Text section:
=-=-=-=-=

Research, clinical studies and patient registries
The institute's research projects on muscular dystrophies include genotype / phenotype correlations in various MD subtypes, especially in limb girdle dystrophies (LGMD), clinical studies in various forms of muscular dystrophy, and molecular therapies (see the research section).

=-=-=-=-=

Activity A:
Name each type of research project on muscular dystrophies that the text on the institute's research lists.
Activity B:
In the muscular dystrophy research text, which subtypes get special focus in the genotype / phenotype correlation work, and what abbreviation does the text give for them?
Activity C:
Carry on the text about the institute's muscular dystrophy research from its last sentence.
The listing that follows comes from a different source than the text on muscular dystrophy research.

Collection entries:

=-=-=-=-=

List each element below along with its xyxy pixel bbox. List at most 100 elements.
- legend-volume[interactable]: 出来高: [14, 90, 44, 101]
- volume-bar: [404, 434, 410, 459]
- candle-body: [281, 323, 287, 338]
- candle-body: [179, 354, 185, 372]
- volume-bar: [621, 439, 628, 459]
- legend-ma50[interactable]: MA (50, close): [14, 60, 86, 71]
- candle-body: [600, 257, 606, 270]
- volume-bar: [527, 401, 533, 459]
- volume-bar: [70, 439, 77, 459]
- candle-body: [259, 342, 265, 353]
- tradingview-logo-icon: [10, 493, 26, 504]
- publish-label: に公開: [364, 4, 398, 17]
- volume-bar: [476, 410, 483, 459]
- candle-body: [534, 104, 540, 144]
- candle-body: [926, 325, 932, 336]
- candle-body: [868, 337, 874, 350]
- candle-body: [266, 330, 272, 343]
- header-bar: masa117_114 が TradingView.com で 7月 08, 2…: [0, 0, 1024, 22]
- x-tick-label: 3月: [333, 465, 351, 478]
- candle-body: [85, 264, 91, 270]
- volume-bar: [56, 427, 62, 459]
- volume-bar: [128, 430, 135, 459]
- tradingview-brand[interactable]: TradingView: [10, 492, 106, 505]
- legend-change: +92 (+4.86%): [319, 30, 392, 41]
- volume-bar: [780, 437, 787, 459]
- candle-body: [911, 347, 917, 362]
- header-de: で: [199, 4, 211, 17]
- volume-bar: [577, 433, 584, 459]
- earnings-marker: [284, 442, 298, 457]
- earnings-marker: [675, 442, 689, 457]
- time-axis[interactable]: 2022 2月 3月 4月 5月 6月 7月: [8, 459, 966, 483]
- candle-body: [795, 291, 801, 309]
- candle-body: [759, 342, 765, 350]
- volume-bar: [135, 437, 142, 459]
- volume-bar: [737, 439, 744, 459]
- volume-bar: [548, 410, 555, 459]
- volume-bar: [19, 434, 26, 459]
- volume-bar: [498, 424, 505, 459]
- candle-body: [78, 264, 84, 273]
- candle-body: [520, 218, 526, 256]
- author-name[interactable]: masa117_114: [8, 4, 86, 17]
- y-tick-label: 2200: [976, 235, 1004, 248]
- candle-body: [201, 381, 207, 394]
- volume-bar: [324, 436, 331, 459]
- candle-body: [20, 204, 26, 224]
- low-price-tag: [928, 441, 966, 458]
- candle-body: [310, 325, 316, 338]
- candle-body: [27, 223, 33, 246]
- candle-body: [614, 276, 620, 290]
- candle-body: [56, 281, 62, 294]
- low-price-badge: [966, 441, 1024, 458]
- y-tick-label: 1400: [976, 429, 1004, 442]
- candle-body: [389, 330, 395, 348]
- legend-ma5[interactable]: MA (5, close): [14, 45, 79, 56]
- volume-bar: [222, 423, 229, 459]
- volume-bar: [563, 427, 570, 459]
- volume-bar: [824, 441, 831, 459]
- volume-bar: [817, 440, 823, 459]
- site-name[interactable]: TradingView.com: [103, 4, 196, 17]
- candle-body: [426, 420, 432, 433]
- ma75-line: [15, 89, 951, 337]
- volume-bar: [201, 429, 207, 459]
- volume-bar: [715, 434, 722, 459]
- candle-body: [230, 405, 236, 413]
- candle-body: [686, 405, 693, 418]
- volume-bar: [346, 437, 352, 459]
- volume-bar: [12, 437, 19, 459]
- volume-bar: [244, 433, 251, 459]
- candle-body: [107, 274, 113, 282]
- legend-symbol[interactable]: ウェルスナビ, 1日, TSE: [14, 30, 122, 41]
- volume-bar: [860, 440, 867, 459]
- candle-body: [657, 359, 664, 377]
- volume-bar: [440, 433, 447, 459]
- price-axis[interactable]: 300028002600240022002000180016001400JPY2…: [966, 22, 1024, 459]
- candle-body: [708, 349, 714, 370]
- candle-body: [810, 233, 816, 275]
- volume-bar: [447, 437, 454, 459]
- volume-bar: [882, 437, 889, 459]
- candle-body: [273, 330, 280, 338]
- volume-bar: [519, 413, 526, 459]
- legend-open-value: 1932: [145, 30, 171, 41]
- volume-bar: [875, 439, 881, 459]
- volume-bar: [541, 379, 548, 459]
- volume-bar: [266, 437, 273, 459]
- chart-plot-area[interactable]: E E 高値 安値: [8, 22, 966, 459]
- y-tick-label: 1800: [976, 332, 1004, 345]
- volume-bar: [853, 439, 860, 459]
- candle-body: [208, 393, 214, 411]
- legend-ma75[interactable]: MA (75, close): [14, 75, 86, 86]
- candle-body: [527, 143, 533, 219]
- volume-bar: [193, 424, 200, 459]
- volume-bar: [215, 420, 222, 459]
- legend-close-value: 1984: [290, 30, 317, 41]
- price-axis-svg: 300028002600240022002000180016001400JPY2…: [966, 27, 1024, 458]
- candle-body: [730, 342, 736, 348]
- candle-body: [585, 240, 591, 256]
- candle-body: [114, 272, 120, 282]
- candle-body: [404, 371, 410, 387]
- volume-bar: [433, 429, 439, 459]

=-=-=-=-=

Response A:
- Genotype / phenotype correlations in various MD subtypes
- Clinical studies in various forms of muscular dystrophy
- Molecular therapies

Response B:
The genotype / phenotype correlation work focuses especially on limb girdle dystrophies. The text abbreviates them as LGMD.

Response C:
As part of the TREAT-NMD project funded in the 6th EU framework program, patient registries are being set up worldwide to facilitate the planning and implementation of multicenter clinical studies. The registry for German and Austrian patients with muscular dystrophy Duchenne, Becker or spinal muscular atrophy as well as the international registry for patients with FKRPopathies (MDC1C / LGMD2I) is located at the Friedrich-Baur-Institut. Registration takes place online at www.dmd-register.de, www.sma-register.de or www.fkrp-register.de.